___ Przekazany fragment

Promethea – Alan Moore wskrzesza literacki fenomen - Nato - 18 czerwca 2019

Promethea – Alan Moore wskrzesza literacki fenomen

Fani brodatego maga wiedzą doskonale, że za sukcesem jego utworów w równym stopniu, co pisarski geniusz, stoi maniakalny perfekcjonizm z jakim autor przygotowuje grunt pod swoje historie. Tym razem bierze na warsztat bohaterkę, która, wiele na to wskazuje, pojawiała się niezależnie u różnych autorów na przestrzeni lat. Poznawszy jej wszystkie wcielenia postanawia, tym razem z pełną świadomością, ożywić ją po raz kolejny...

...i po raz kolejny mówić można o arcydziele, ponieważ Moore nie należy do autorów spoczywających na laurach samej koncepcji. W pełni świadom odpowiedzialności jaką obarczył się ruszając w tany z tajemniczą muzą, będącą także personifikacją samej wyobraźni, prowadzi tą historię tak jakby ona sama wzięła go w objęcia.

______
___ Dostarczony materiał

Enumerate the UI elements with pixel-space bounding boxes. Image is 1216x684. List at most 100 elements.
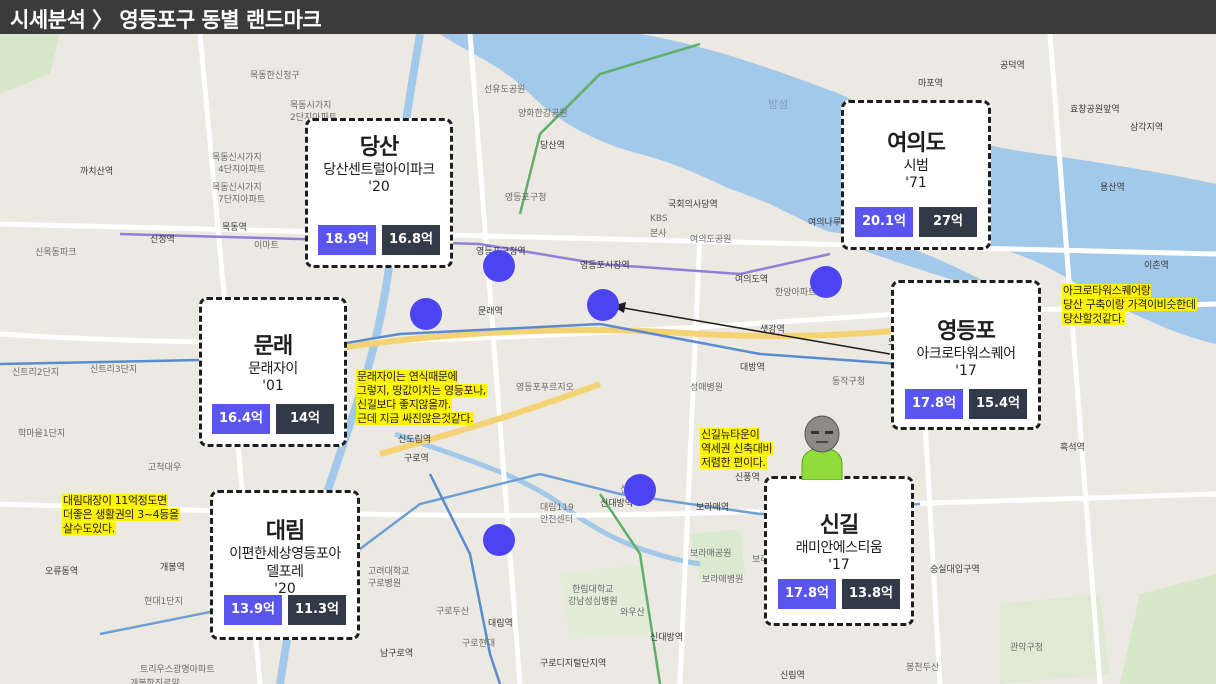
location-dot-singil[interactable] [624,474,656,506]
previous-price-badge: 13.8억 [842,579,900,609]
landmark-card-yeongdeungpo[interactable]: 영등포 아크로타워스퀘어 '17 17.8억 15.4억 [891,280,1041,430]
map-place-label: 동작구청 [832,377,866,387]
landmark-complex: 아크로타워스퀘어 [916,346,1016,362]
landmark-complex: 문래자이 [248,361,298,377]
location-dot-dangsan[interactable] [483,250,515,282]
note-daerim: 대림대장이 11억정도면 더좋은 생활권의 3~4등을 살수도있다. [62,494,180,535]
landmark-name: 대림 [265,519,305,544]
note-acro: 아크로타워스퀘어랑 당산 구축이랑 가격이비슷한데 당산할것같다. [1062,284,1197,325]
landmark-complex: 당산센트럴아이파크 [323,162,435,178]
landmark-name: 당산 [359,135,399,160]
map-place-label: 선유도공원 [484,85,526,95]
map-place-label: 양화한강공원 [518,109,568,119]
map-place-label: 공덕역 [1000,61,1025,71]
map-place-label: 샛강역 [760,325,785,335]
map-place-label: 구로병원 [368,579,402,589]
map-place-label: 신트리2단지 [12,368,60,378]
map-place-label: 문래역 [478,307,503,317]
map-water-label: 밤섬 [768,98,789,111]
location-dot-yeouido[interactable] [810,266,842,298]
map-place-label: 와우산 [620,608,645,618]
landmark-card-dangsan[interactable]: 당산 당산센트럴아이파크 '20 18.9억 16.8억 [305,118,453,268]
map-place-label: 구로디지털단지역 [540,659,607,669]
map-place-label: 고척대우 [148,463,182,473]
map-place-label: 관악구청 [1010,643,1044,653]
map-place-label: 보라매공원 [690,549,732,559]
map-place-label: 보라매병원 [702,575,744,585]
landmark-year: '71 [905,175,927,191]
map-place-label: 여의도역 [735,275,769,285]
map-place-label: 학마을1단지 [18,429,66,439]
current-price-badge: 17.8억 [905,389,963,419]
map-place-label: 4단지아파트 [218,165,266,175]
landmark-year: '17 [828,557,850,573]
map-place-label: 성애병원 [690,383,724,393]
map-place-label: 신풍역 [735,473,760,483]
map-place-label: 목동역 [222,223,247,233]
map-place-label: 숭실대입구역 [930,565,980,575]
map-place-label: 신도림역 [398,435,432,445]
map-place-label: 목동한신청구 [250,71,300,81]
landmark-card-mullae[interactable]: 문래 문래자이 '01 16.4억 14억 [199,297,347,447]
landmark-complex: 시범 [903,158,929,174]
map-place-label: 구로두산 [436,607,470,617]
map-place-label: 신정역 [150,235,175,245]
location-dot-yeongdeungpo[interactable] [587,289,619,321]
map-place-label: 구로역 [404,454,429,464]
map-place-label: KBS [650,214,668,224]
landmark-name: 신길 [819,513,859,538]
note-mullae: 문래자이는 연식때문에 그렇지, 땅값이치는 영등포나, 신길보다 좋지않을까.… [356,370,488,425]
map-place-label: 대방역 [740,363,765,373]
landmark-name: 문래 [253,334,293,359]
map-place-label: 영등포푸르지오 [516,383,574,393]
map-place-label: 현대1단지 [144,597,183,607]
current-price-badge: 16.4억 [212,404,270,434]
map-place-label: 신트리3단지 [90,365,138,375]
landmark-name: 여의도 [887,131,946,156]
landmark-year: '20 [368,179,390,195]
map-place-label: 봉천두산 [906,663,940,673]
map-place-label: 영등포구청 [505,193,547,203]
map-place-label: 이촌역 [1144,261,1169,271]
previous-price-badge: 11.3억 [288,595,346,625]
map-place-label: 효창공원앞역 [1070,105,1120,115]
map-place-label: 대림역 [488,619,513,629]
landmark-year: '01 [262,378,284,394]
map-place-label: 신목동파크 [35,248,77,258]
note-singil: 신길뉴타운이 역세권 신축대비 저렴한 편이다. [700,428,774,469]
map-place-label: 남구로역 [380,649,414,659]
current-price-badge: 18.9억 [318,225,376,255]
current-price-badge: 17.8억 [778,579,836,609]
location-dot-daerim[interactable] [483,524,515,556]
map-place-label: 여의도공원 [690,235,732,245]
current-price-badge: 13.9억 [224,595,282,625]
map-place-label: 본사 [650,229,667,239]
map-place-label: 흑석역 [1060,443,1085,453]
landmark-card-singil[interactable]: 신길 래미안에스티움 '17 17.8억 13.8억 [764,476,914,626]
map-place-label: 오류동역 [45,567,79,577]
map-place-label: 삼각지역 [1130,123,1164,133]
landmark-name: 영등포 [937,319,996,344]
map-place-label: 국회의사당역 [668,200,718,210]
landmark-card-daerim[interactable]: 대림 이편한세상영등포아 델포레 '20 13.9억 11.3억 [210,490,360,640]
map-place-label: 안전센터 [540,515,574,525]
map-place-label: 강남성심병원 [568,597,618,607]
previous-price-badge: 14억 [276,404,334,434]
map-place-label: 당산역 [540,141,565,151]
map-place-label: 신림역 [780,671,805,681]
map-place-label: 보라매역 [696,503,730,513]
previous-price-badge: 15.4억 [969,389,1027,419]
map-place-label: 구로현대 [462,639,496,649]
map-place-label: 마포역 [918,79,943,89]
map-canvas[interactable]: 목동한신청구목동시가지2단지아파트목동신시가지4단지아파트목동신시가지7단지아파… [0,34,1216,684]
map-place-label: 7단지아파트 [218,195,266,205]
map-place-label: 트리우스광명아파트 [140,665,215,675]
current-price-badge: 20.1억 [855,207,913,237]
landmark-card-yeouido[interactable]: 여의도 시범 '71 20.1억 27억 [841,100,991,250]
map-place-label: 개봉한진로얄 [130,679,180,684]
landmark-year: '17 [955,363,977,379]
map-place-label: 신대방역 [650,633,684,643]
map-place-label: 개봉역 [160,563,185,573]
map-place-label: 까치산역 [80,167,114,177]
location-dot-mullae[interactable] [410,298,442,330]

______

(Polecenie pisemne) Kontynuuj tekst o „Promethei”, zaczynając zaraz po jego ostatnim zdaniu. Rekordy nie mają żadnego związku z tekstem o „Promethei”.

(Odpowiedź poniżej)
Fan dobrych historii znajdzie tu pełną gamę barw. Od wariacji na temat klasycznej baśni (Czerwony Kapturek z automatem), przez parodię superhero (5 Klawych Kolesi), poziom meta (pojawianie się w komiksie poprzednich autorów Promethei), po brutalne szaleństwo, które przywodzi na myśl choćby ulubionego Transmetropolitana (Malowana Lala – morderca celebryta). Nie brak też seksu i miłości, których rola okaże się tak niespodziewana, że nie mam sumienia psuć Wam niespodzianki.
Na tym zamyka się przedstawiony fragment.